>> START Data for this task

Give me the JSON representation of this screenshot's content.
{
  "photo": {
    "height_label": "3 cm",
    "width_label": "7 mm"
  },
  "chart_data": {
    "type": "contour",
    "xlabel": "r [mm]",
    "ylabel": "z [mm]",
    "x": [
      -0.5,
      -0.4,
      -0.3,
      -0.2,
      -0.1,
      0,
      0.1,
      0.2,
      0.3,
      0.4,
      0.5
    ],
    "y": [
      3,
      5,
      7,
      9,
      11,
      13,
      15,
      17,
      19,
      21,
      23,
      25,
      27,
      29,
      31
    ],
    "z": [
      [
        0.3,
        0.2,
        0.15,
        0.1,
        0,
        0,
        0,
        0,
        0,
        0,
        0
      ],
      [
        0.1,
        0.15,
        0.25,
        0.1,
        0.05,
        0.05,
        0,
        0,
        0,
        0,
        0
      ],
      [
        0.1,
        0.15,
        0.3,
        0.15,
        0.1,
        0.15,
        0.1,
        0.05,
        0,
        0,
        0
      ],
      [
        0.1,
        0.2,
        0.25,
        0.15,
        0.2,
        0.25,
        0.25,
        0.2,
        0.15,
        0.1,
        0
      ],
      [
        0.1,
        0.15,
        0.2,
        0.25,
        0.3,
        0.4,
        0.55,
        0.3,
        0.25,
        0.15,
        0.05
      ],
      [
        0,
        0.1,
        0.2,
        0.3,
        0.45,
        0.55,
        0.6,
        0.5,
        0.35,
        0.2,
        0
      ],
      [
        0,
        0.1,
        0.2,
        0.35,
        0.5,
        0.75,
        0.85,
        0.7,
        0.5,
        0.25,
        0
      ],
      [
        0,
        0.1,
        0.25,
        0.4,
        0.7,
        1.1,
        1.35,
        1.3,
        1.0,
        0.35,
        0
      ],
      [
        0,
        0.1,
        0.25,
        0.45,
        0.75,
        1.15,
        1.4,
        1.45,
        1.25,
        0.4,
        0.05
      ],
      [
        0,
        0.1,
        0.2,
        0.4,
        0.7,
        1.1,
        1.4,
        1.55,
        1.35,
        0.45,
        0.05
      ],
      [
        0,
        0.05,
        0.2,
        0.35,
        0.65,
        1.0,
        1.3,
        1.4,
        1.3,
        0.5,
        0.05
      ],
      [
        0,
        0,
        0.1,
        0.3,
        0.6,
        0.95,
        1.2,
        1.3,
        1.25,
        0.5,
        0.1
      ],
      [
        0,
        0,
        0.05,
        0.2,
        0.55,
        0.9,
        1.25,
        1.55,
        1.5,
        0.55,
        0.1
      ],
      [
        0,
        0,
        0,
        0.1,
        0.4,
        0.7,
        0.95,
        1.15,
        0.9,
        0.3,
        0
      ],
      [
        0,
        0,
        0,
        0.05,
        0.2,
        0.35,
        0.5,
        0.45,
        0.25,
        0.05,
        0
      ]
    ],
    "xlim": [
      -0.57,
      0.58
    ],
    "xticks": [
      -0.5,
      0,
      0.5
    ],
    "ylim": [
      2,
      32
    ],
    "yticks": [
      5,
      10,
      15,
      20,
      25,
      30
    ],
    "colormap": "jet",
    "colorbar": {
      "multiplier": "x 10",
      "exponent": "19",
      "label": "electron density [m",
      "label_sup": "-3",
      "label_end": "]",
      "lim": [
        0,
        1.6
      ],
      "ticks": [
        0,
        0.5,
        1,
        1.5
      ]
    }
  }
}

>> END Data for this task

## Short exercise
Extract all the material, leaving every line as it is.

## Answer for this exercise
Give me the JSON representation of this screenshot's content.
{
  "photo": {
    "height_label": "3 cm",
    "width_label": "7 mm"
  },
  "chart_data": {
    "type": "contour",
    "xlabel": "r [mm]",
    "ylabel": "z [mm]",
    "x": [
      -0.5,
      -0.4,
      -0.3,
      -0.2,
      -0.1,
      0,
      0.1,
      0.2,
      0.3,
      0.4,
      0.5
    ],
    "y": [
      3,
      5,
      7,
      9,
      11,
      13,
      15,
      17,
      19,
      21,
      23,
      25,
      27,
      29,
      31
    ],
    "z": [
      [
        0.3,
        0.2,
        0.15,
        0.1,
        0,
        0,
        0,
        0,
        0,
        0,
        0
      ],
      [
        0.1,
        0.15,
        0.25,
        0.1,
        0.05,
        0.05,
        0,
        0,
        0,
        0,
        0
      ],
      [
        0.1,
        0.15,
        0.3,
        0.15,
        0.1,
        0.15,
        0.1,
        0.05,
        0,
        0,
        0
      ],
      [
        0.1,
        0.2,
        0.25,
        0.15,
        0.2,
        0.25,
        0.25,
        0.2,
        0.15,
        0.1,
        0
      ],
      [
        0.1,
        0.15,
        0.2,
        0.25,
        0.3,
        0.4,
        0.55,
        0.3,
        0.25,
        0.15,
        0.05
      ],
      [
        0,
        0.1,
        0.2,
        0.3,
        0.45,
        0.55,
        0.6,
        0.5,
        0.35,
        0.2,
        0
      ],
      [
        0,
        0.1,
        0.2,
        0.35,
        0.5,
        0.75,
        0.85,
        0.7,
        0.5,
        0.25,
        0
      ],
      [
        0,
        0.1,
        0.25,
        0.4,
        0.7,
        1.1,
        1.35,
        1.3,
        1.0,
        0.35,
        0
      ],
      [
        0,
        0.1,
        0.25,
        0.45,
        0.75,
        1.15,
        1.4,
        1.45,
        1.25,
        0.4,
        0.05
      ],
      [
        0,
        0.1,
        0.2,
        0.4,
        0.7,
        1.1,
        1.4,
        1.55,
        1.35,
        0.45,
        0.05
      ],
      [
        0,
        0.05,
        0.2,
        0.35,
        0.65,
        1.0,
        1.3,
        1.4,
        1.3,
        0.5,
        0.05
      ],
      [
        0,
        0,
        0.1,
        0.3,
        0.6,
        0.95,
        1.2,
        1.3,
        1.25,
        0.5,
        0.1
      ],
      [
        0,
        0,
        0.05,
        0.2,
        0.55,
        0.9,
        1.25,
        1.55,
        1.5,
        0.55,
        0.1
      ],
      [
        0,
        0,
        0,
        0.1,
        0.4,
        0.7,
        0.95,
        1.15,
        0.9,
        0.3,
        0
      ],
      [
        0,
        0,
        0,
        0.05,
        0.2,
        0.35,
        0.5,
        0.45,
        0.25,
        0.05,
        0
      ]
    ],
    "xlim": [
      -0.57,
      0.58
    ],
    "xticks": [
      -0.5,
      0,
      0.5
    ],
    "ylim": [
      2,
      32
    ],
    "yticks": [
      5,
      10,
      15,
      20,
      25,
      30
    ],
    "colormap": "jet",
    "colorbar": {
      "multiplier": "x 10",
      "exponent": "19",
      "label": "electron density [m",
      "label_sup": "-3",
      "label_end": "]",
      "lim": [
        0,
        1.6
      ],
      "ticks": [
        0,
        0.5,
        1,
        1.5
      ]
    }
  }
}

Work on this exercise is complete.